-- BEGIN --

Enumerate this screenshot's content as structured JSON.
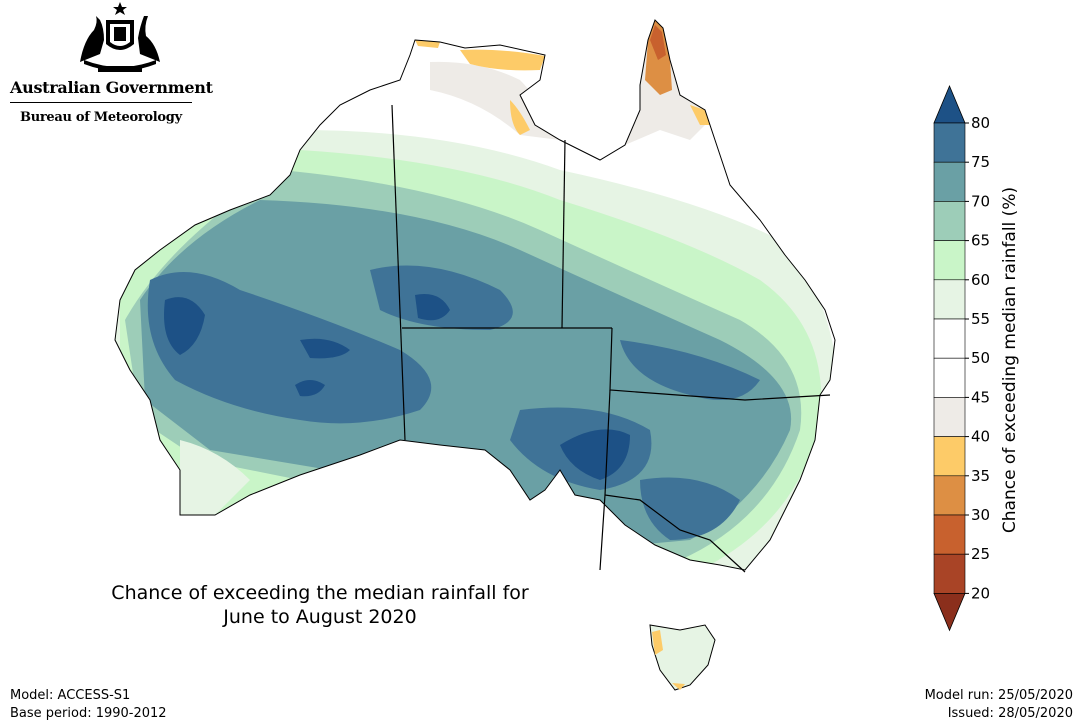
{
  "branding": {
    "government": "Australian Government",
    "bureau": "Bureau of Meteorology",
    "crest_icon": "australian-coat-of-arms-icon"
  },
  "map": {
    "title_line1": "Chance of exceeding the median rainfall for",
    "title_line2": "June to August 2020"
  },
  "legend": {
    "title": "Chance of exceeding median rainfall (%)",
    "ticks": [
      "80",
      "75",
      "70",
      "65",
      "60",
      "55",
      "50",
      "45",
      "40",
      "35",
      "30",
      "25",
      "20"
    ],
    "bins": [
      {
        "range": "75-80",
        "color": "#3f7397"
      },
      {
        "range": "70-75",
        "color": "#6aa0a5"
      },
      {
        "range": "65-70",
        "color": "#9dcdb8"
      },
      {
        "range": "60-65",
        "color": "#c9f5c8"
      },
      {
        "range": "55-60",
        "color": "#e6f4e4"
      },
      {
        "range": "50-55",
        "color": "#ffffff"
      },
      {
        "range": "45-50",
        "color": "#ffffff"
      },
      {
        "range": "40-45",
        "color": "#eeebe7"
      },
      {
        "range": "35-40",
        "color": "#fdcb68"
      },
      {
        "range": "30-35",
        "color": "#dd8f44"
      },
      {
        "range": "25-30",
        "color": "#c8612e"
      },
      {
        "range": "20-25",
        "color": "#a94426"
      }
    ],
    "over_color": "#1d5186",
    "under_color": "#8b2f1c"
  },
  "info": {
    "model": "Model: ACCESS-S1",
    "base_period": "Base period: 1990-2012",
    "model_run": "Model run: 25/05/2020",
    "issued": "Issued: 28/05/2020"
  }
}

-- END --

**GIVEN EXERCISE:** Check every line of the data, and copy the ones that contain "median".

**SOLUTION TO THIS EXERCISE:**
    "title_line1": "Chance of exceeding the median rainfall for",
    "title": "Chance of exceeding median rainfall (%)",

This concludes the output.